* **EXERCISE REQUIREMENTS**
Answer these questions about the post below:
1. What is the full title of the book the writer bought, and who is its author?
2. In the sample remark about clothes, what color of shirt is suggested instead?
3. What does the post say the book serves as for parents and teachers?

TutuMy children are nothing like me, and they couldn't be more opposite of each other.  They are truly unique, with distinct personalities, temperaments and tastes.  And as I much as I appreciate those differences, I still occasionally find myself trying to fix their 'flaws' - to mold them into 'normal' children.  "Be a big boy and stop crying."  "That doesn't really match – why don't you wear your pink shirt instead."  "You're too sensitive – just ignore them."  Sound familiar?  Even with the best intentions, we might be giving our kids the wrong message.


Recently, I purchased a book titled, Innately Good: Dispelling the Myth that You're Not, by Jan Denise.  Denise identifies the origins of the tainted idea that we (and those in our care) are innately flawed and provides a solid framework to help us undo the damage created by this myth – including passing on this erroneous assumption to our children.


Over the years, as I've learned to align my choices and behaviors with who I am inside, I've naturally become happier and less fearful and negative.  Innately Good provides the roadmap to this end.  I only wish this book had been available when I was younger!  It is highly recommended reading for anyone seeking to discover and appreciate his true, authentic self and also to that of others.  As such, it makes for a wonderful complement to a yogi's journey to self-love, happiness and connectedness to all. For parents and teachers, the book serves as a poignant how-to for raising confident, well-adjusted children, who celebrate their individuality – just the gifts I want to give to my own chlidren and students.

* **RECORD EXTRACTS**
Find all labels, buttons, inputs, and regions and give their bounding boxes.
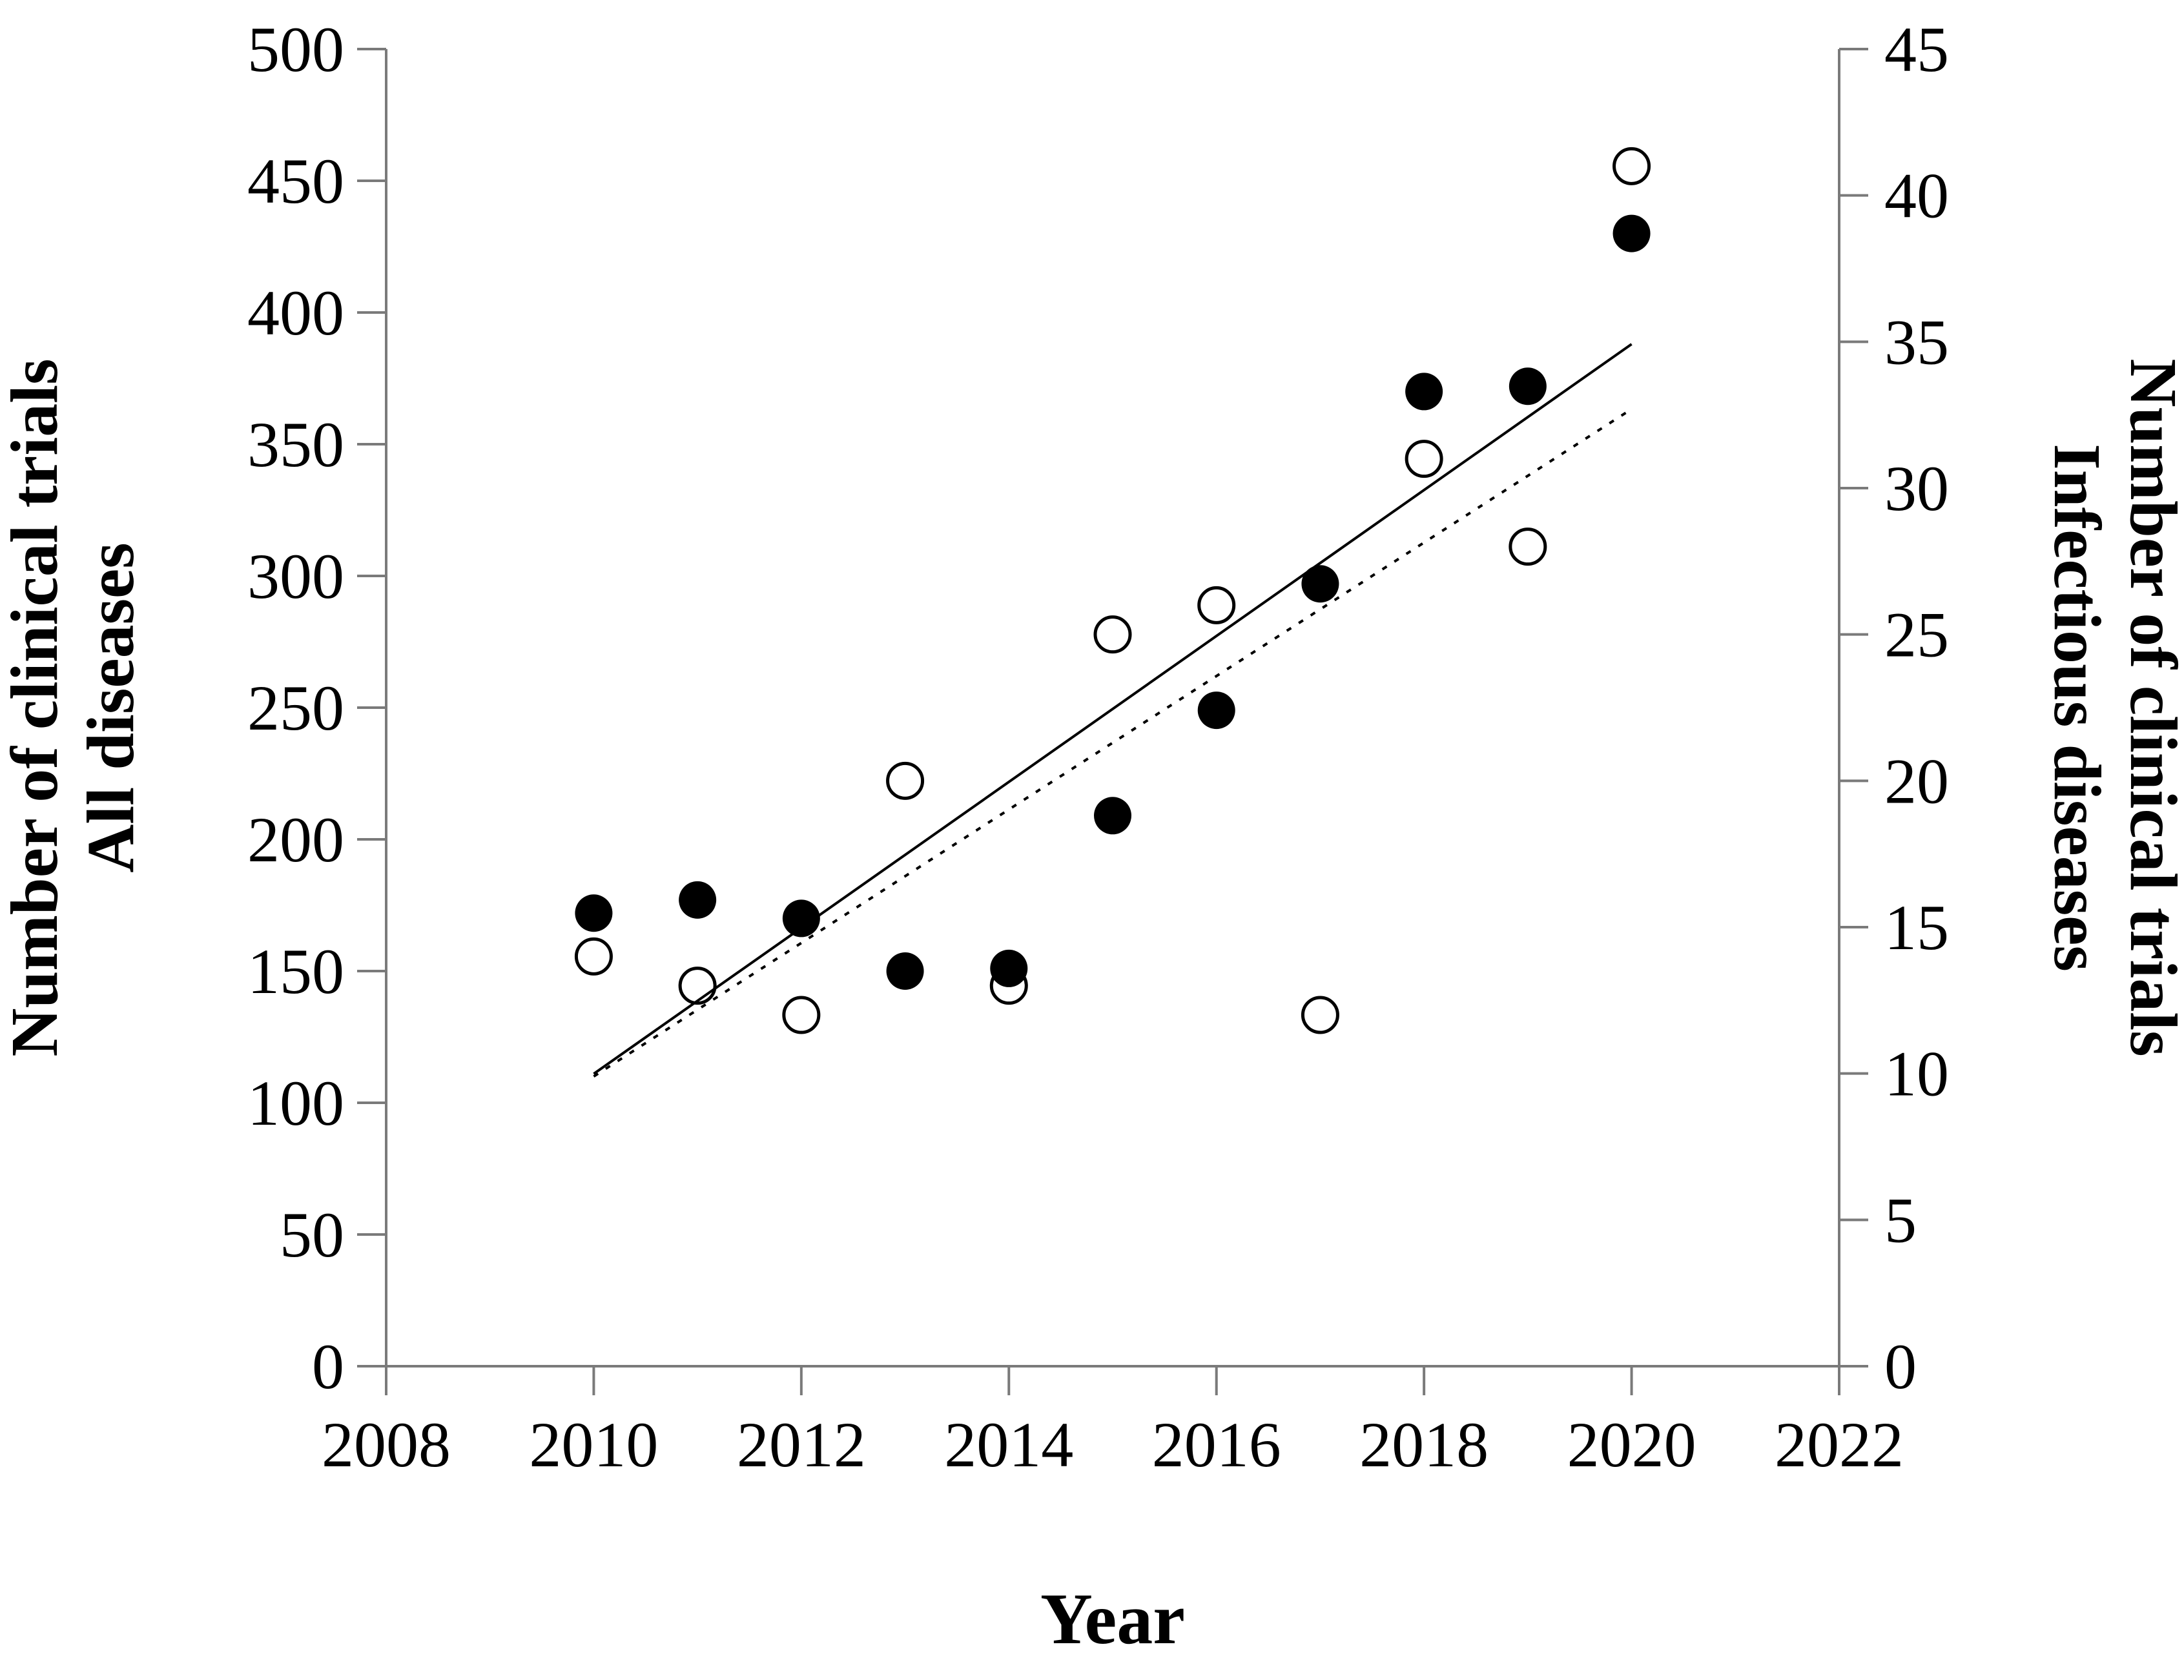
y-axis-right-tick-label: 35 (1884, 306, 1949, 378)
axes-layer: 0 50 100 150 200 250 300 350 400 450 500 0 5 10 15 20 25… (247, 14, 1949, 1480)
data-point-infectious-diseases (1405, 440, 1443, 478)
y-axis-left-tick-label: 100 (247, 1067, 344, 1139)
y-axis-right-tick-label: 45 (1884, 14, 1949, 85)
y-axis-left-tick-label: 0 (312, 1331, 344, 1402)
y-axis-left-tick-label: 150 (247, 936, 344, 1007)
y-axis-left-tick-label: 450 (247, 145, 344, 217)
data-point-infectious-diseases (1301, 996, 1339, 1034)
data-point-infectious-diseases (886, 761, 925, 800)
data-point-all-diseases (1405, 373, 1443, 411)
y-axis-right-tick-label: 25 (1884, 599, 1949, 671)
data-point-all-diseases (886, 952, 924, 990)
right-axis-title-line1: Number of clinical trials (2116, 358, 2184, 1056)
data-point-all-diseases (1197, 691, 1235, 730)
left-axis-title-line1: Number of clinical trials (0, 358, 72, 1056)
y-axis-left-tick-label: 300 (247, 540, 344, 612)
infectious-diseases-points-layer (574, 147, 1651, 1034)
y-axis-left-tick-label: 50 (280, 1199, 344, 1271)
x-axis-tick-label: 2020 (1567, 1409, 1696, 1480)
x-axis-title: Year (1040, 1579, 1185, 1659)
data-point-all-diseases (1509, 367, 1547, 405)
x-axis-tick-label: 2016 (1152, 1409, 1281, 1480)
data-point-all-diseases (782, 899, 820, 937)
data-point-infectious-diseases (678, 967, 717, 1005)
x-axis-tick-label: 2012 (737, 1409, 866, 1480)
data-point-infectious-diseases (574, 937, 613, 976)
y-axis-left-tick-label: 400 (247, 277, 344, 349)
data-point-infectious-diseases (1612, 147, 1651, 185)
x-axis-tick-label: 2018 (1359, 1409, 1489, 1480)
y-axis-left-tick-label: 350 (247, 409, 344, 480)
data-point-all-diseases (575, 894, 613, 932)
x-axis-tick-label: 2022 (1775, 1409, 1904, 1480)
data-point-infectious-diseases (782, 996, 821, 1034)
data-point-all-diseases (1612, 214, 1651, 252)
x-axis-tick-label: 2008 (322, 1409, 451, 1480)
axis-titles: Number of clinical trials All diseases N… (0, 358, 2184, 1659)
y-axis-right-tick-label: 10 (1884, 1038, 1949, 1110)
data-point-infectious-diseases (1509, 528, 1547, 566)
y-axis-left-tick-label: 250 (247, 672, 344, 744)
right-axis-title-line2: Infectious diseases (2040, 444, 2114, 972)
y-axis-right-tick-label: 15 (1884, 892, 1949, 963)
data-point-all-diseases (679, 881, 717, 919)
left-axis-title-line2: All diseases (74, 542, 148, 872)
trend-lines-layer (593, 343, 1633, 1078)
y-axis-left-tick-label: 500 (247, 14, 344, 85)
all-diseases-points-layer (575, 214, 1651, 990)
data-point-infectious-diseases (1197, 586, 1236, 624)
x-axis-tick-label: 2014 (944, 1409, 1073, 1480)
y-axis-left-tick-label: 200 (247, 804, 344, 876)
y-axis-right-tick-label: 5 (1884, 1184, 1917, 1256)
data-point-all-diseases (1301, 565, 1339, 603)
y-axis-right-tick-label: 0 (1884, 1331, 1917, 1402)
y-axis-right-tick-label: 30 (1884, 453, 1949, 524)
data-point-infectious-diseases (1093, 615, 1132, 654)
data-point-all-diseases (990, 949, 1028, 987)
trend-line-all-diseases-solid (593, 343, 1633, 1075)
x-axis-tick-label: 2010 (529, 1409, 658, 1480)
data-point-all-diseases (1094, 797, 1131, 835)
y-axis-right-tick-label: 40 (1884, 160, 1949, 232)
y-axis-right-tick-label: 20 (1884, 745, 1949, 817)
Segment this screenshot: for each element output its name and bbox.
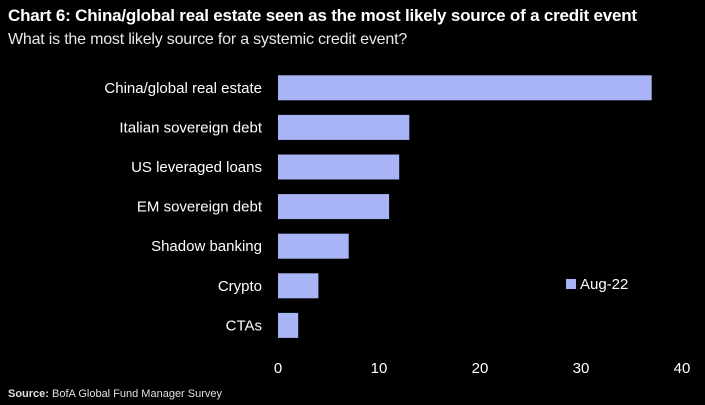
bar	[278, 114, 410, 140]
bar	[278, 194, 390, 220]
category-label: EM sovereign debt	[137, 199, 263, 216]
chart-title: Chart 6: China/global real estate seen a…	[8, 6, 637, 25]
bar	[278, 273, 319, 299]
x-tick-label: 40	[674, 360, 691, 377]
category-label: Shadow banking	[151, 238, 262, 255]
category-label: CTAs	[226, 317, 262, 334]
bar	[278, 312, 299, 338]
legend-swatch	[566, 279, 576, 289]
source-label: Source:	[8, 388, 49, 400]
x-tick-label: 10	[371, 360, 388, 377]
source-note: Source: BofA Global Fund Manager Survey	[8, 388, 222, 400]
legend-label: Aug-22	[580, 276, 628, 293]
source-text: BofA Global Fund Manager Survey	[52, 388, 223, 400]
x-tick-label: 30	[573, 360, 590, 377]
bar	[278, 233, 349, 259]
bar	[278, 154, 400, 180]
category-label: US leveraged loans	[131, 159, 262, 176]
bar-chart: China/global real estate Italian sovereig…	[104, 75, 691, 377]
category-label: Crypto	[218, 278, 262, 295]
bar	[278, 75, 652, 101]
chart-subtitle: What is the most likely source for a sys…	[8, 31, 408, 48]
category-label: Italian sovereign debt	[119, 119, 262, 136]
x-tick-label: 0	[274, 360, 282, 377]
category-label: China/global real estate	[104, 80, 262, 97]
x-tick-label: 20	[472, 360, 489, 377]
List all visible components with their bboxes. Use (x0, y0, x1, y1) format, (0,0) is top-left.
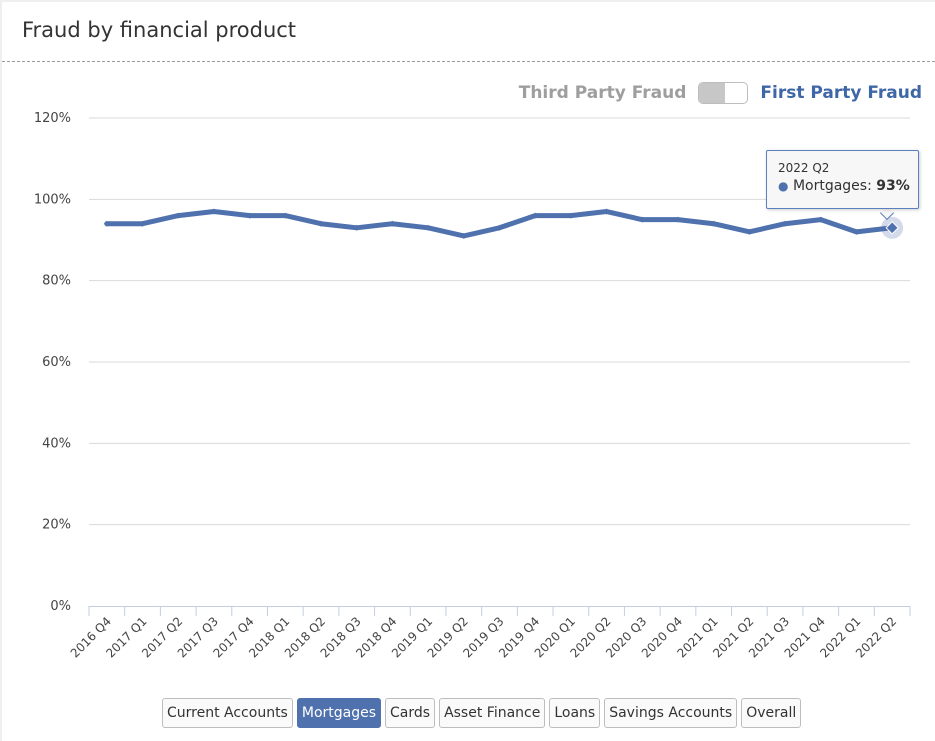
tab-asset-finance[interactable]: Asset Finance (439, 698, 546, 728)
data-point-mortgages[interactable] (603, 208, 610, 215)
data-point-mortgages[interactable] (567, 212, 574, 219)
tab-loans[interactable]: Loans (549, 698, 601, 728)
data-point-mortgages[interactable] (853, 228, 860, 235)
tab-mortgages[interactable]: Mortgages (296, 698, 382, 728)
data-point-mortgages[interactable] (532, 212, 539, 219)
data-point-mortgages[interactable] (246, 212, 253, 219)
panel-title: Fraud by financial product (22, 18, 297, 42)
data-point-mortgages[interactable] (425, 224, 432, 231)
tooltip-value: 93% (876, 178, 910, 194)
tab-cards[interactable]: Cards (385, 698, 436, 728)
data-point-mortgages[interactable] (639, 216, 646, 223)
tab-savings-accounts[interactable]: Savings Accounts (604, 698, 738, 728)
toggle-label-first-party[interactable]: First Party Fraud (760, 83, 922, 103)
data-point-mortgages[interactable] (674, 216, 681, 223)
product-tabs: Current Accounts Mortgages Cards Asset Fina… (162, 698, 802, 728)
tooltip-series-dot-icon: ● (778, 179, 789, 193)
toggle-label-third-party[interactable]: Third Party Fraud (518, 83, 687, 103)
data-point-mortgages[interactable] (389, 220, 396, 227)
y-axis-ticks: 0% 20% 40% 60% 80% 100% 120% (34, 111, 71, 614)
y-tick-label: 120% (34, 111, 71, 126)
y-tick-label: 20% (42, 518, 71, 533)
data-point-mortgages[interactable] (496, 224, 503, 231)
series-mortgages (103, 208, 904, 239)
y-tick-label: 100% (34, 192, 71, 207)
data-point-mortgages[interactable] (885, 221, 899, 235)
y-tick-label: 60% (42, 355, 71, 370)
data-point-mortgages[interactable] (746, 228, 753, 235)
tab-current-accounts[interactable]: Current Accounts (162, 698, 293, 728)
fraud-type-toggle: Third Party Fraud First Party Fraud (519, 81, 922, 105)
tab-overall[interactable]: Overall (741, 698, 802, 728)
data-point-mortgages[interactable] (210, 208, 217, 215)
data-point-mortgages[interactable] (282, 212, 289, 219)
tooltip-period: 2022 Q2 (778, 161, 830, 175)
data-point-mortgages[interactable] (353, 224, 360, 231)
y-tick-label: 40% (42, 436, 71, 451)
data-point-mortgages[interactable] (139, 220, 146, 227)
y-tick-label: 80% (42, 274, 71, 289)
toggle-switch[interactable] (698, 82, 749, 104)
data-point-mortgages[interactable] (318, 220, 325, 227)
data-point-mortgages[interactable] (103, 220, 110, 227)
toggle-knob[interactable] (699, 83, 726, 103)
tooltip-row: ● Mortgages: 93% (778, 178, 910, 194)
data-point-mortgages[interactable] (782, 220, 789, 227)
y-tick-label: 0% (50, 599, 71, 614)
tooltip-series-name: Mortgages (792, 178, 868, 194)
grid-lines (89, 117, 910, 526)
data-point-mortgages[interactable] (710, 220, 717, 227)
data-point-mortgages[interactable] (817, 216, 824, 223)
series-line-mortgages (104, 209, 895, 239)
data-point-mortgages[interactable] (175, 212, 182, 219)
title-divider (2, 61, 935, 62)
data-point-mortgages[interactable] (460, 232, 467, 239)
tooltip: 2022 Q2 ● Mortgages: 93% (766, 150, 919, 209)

* **ANSWER TO THIS TASK**
1. Innately Good: Dispelling the Myth that You're Not, by Jan Denise.
2. Pink.
3. A poignant how-to for raising confident, well-adjusted children who celebrate their individuality.